WORK TO BE COMPLETED.
Filter the data below for the string "Galkova" and copy each matching line.

A block of data.
** BEGIN **
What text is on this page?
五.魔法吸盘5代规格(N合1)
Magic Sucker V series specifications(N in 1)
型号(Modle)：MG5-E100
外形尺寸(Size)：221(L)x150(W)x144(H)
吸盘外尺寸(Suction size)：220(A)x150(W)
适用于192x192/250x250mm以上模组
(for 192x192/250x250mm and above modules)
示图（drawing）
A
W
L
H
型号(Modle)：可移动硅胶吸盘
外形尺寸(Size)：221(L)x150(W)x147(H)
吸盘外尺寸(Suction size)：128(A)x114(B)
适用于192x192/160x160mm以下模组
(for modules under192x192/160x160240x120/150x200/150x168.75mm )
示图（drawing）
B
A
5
** END **
** BEGIN **
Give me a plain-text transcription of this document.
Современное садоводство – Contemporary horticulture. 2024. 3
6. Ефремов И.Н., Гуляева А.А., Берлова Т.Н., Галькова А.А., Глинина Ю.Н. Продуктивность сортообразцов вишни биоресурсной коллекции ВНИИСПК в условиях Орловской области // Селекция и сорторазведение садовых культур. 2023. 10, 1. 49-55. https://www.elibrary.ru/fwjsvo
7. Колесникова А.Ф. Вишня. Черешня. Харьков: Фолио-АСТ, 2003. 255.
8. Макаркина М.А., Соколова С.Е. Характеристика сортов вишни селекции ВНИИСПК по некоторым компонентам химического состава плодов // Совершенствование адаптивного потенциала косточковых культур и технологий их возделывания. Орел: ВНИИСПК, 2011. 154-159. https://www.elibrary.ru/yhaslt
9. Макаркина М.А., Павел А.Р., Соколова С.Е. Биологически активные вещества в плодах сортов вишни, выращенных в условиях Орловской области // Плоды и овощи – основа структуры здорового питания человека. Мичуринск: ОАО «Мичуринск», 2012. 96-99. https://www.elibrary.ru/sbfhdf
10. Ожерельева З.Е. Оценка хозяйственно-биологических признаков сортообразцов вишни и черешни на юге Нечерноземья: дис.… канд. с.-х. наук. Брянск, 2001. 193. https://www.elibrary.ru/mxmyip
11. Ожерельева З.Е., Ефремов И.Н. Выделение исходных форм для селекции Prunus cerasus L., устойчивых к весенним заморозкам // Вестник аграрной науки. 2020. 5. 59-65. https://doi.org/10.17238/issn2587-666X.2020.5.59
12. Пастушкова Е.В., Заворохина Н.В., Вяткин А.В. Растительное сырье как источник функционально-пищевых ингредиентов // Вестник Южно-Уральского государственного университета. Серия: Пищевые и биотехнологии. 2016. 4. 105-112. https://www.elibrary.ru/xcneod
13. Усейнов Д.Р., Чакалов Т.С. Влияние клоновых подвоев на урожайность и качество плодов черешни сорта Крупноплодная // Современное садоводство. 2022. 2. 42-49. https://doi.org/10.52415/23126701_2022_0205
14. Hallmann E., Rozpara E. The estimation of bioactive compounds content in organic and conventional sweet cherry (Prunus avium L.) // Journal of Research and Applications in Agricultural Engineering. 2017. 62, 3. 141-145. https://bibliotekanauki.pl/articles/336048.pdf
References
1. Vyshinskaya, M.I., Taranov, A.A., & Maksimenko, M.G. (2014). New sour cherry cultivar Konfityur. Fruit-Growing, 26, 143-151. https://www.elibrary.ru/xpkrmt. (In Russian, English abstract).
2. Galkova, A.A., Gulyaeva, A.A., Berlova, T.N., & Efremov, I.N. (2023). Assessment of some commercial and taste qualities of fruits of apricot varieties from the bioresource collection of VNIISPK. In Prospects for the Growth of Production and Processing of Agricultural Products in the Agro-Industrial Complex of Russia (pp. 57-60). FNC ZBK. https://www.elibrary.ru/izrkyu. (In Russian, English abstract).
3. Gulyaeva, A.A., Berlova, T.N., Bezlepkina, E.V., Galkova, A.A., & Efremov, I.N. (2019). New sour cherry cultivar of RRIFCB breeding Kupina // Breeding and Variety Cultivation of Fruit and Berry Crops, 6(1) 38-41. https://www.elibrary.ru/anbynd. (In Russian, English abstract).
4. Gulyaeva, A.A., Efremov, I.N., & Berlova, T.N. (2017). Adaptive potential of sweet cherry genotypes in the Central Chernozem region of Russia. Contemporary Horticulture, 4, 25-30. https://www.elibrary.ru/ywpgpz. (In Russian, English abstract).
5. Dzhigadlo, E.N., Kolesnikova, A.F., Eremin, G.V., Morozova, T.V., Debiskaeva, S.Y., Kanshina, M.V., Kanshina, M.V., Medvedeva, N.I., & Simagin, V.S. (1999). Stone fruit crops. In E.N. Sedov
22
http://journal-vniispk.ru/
** END **
ANSWER TO THE TASK.
2. Galkova, A.A., Gulyaeva, A.A., Berlova, T.N., & Efremov, I.N. (2023). Assessment of some commercial and taste qualities of fruits of apricot varieties from the bioresource collection of VNIISPK. In Prospects for the Growth of Production and Processing of Agricultural Products in the Agro-Industrial Complex of Russia (pp. 57-60). FNC ZBK. https://www.elibrary.ru/izrkyu. (In Russian, English abstract).
3. Gulyaeva, A.A., Berlova, T.N., Bezlepkina, E.V., Galkova, A.A., & Efremov, I.N. (2019). New sour cherry cultivar of RRIFCB breeding Kupina // Breeding and Variety Cultivation of Fruit and Berry Crops, 6(1) 38-41. https://www.elibrary.ru/anbynd. (In Russian, English abstract).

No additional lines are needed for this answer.